Exercise:
Return all of the entries exactly as written.

(Stored data)
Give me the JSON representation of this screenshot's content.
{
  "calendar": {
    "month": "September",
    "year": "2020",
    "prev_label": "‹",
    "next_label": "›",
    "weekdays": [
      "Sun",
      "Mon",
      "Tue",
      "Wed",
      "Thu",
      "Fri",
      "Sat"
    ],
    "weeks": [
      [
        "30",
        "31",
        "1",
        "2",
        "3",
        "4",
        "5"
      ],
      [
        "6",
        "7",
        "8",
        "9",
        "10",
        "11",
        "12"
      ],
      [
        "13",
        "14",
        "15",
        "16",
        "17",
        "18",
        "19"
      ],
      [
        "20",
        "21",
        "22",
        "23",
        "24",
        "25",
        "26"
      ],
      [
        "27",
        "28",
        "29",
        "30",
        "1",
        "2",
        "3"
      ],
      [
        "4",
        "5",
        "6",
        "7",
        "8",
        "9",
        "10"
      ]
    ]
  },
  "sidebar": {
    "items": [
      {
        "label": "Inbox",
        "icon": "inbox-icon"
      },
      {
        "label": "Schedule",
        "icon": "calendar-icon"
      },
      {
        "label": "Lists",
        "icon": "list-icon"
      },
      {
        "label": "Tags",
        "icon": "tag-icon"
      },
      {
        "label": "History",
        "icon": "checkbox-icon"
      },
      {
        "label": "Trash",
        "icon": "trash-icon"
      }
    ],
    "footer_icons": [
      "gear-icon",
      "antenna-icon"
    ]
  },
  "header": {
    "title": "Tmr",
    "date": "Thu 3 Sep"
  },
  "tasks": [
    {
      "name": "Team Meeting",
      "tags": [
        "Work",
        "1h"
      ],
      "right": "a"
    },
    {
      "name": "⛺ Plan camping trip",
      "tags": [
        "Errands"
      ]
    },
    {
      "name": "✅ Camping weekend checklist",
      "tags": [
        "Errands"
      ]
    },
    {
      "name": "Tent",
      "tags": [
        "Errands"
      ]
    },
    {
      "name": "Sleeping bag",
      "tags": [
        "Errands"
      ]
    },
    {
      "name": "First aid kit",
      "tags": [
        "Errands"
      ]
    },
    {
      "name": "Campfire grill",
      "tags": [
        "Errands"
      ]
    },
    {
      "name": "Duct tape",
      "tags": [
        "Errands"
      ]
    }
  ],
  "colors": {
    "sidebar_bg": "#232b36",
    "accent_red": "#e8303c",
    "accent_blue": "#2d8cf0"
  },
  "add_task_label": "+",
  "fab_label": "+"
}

Answer to this task:
Give me the JSON representation of this screenshot's content.
{
  "calendar": {
    "month": "September",
    "year": "2020",
    "prev_label": "‹",
    "next_label": "›",
    "weekdays": [
      "Sun",
      "Mon",
      "Tue",
      "Wed",
      "Thu",
      "Fri",
      "Sat"
    ],
    "weeks": [
      [
        "30",
        "31",
        "1",
        "2",
        "3",
        "4",
        "5"
      ],
      [
        "6",
        "7",
        "8",
        "9",
        "10",
        "11",
        "12"
      ],
      [
        "13",
        "14",
        "15",
        "16",
        "17",
        "18",
        "19"
      ],
      [
        "20",
        "21",
        "22",
        "23",
        "24",
        "25",
        "26"
      ],
      [
        "27",
        "28",
        "29",
        "30",
        "1",
        "2",
        "3"
      ],
      [
        "4",
        "5",
        "6",
        "7",
        "8",
        "9",
        "10"
      ]
    ]
  },
  "sidebar": {
    "items": [
      {
        "label": "Inbox",
        "icon": "inbox-icon"
      },
      {
        "label": "Schedule",
        "icon": "calendar-icon"
      },
      {
        "label": "Lists",
        "icon": "list-icon"
      },
      {
        "label": "Tags",
        "icon": "tag-icon"
      },
      {
        "label": "History",
        "icon": "checkbox-icon"
      },
      {
        "label": "Trash",
        "icon": "trash-icon"
      }
    ],
    "footer_icons": [
      "gear-icon",
      "antenna-icon"
    ]
  },
  "header": {
    "title": "Tmr",
    "date": "Thu 3 Sep"
  },
  "tasks": [
    {
      "name": "Team Meeting",
      "tags": [
        "Work",
        "1h"
      ],
      "right": "a"
    },
    {
      "name": "⛺ Plan camping trip",
      "tags": [
        "Errands"
      ]
    },
    {
      "name": "✅ Camping weekend checklist",
      "tags": [
        "Errands"
      ]
    },
    {
      "name": "Tent",
      "tags": [
        "Errands"
      ]
    },
    {
      "name": "Sleeping bag",
      "tags": [
        "Errands"
      ]
    },
    {
      "name": "First aid kit",
      "tags": [
        "Errands"
      ]
    },
    {
      "name": "Campfire grill",
      "tags": [
        "Errands"
      ]
    },
    {
      "name": "Duct tape",
      "tags": [
        "Errands"
      ]
    }
  ],
  "colors": {
    "sidebar_bg": "#232b36",
    "accent_red": "#e8303c",
    "accent_blue": "#2d8cf0"
  },
  "add_task_label": "+",
  "fab_label": "+"
}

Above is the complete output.